**Request:** Search the listing below for the word "changes" and copy each line that holds it.

**Extracted data:**
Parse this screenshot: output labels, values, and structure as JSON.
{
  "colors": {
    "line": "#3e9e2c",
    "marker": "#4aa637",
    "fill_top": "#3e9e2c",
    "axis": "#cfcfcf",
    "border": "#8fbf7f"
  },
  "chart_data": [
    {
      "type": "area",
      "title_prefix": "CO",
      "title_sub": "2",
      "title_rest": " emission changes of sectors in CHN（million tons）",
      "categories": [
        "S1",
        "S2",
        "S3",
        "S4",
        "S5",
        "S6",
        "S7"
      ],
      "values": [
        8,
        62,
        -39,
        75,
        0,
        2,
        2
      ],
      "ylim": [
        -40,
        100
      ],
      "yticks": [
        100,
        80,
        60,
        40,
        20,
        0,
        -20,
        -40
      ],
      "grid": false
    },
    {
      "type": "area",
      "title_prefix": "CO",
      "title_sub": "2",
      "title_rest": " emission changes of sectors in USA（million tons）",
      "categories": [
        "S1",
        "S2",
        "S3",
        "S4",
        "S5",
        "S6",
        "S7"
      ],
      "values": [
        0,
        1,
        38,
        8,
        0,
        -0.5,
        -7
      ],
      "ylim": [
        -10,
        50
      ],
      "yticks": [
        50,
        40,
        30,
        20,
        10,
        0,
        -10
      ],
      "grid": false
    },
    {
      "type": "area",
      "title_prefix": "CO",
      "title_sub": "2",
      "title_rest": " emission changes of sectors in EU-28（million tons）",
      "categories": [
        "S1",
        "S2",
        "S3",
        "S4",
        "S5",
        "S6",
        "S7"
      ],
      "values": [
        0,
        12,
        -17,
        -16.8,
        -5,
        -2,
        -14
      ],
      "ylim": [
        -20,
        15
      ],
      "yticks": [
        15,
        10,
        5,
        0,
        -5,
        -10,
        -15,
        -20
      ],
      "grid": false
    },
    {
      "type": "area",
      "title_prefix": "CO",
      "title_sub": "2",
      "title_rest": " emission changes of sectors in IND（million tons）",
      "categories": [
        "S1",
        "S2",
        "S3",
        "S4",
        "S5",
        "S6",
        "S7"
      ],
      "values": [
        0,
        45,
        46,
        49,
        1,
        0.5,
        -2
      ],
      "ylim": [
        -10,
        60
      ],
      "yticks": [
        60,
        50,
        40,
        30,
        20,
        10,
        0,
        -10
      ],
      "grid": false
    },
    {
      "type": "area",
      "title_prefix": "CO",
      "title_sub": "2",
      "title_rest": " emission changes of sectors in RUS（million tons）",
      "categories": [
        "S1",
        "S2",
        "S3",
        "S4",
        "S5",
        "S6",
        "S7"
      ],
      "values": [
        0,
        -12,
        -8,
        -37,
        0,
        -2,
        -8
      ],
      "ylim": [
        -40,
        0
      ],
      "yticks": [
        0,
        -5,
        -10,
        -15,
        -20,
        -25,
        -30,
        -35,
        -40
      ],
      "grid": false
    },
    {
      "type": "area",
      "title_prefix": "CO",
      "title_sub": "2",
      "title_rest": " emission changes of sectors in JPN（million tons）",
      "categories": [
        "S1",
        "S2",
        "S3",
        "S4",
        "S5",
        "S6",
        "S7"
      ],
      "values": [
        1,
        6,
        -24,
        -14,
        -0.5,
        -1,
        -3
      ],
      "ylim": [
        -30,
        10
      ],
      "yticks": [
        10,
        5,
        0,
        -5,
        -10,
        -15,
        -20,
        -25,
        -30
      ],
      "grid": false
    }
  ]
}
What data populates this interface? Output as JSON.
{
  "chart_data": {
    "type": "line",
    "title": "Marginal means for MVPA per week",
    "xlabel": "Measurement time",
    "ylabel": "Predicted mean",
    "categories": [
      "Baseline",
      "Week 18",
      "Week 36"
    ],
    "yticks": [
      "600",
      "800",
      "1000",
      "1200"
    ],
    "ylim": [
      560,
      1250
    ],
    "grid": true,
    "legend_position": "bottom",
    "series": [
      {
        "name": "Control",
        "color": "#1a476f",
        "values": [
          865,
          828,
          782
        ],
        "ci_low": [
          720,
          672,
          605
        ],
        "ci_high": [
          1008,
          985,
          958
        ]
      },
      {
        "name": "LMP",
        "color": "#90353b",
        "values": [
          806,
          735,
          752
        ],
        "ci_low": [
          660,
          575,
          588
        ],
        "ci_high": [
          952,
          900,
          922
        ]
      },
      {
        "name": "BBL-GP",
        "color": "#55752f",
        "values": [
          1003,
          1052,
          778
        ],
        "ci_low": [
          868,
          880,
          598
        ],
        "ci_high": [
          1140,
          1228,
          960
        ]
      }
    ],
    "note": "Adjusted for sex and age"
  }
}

**Finished answer:**
      "title_rest": " emission changes of sectors in CHN（million tons）",
      "title_rest": " emission changes of sectors in USA（million tons）",
      "title_rest": " emission changes of sectors in EU-28（million tons）",
      "title_rest": " emission changes of sectors in IND（million tons）",
      "title_rest": " emission changes of sectors in RUS（million tons）",
      "title_rest": " emission changes of sectors in JPN（million tons）",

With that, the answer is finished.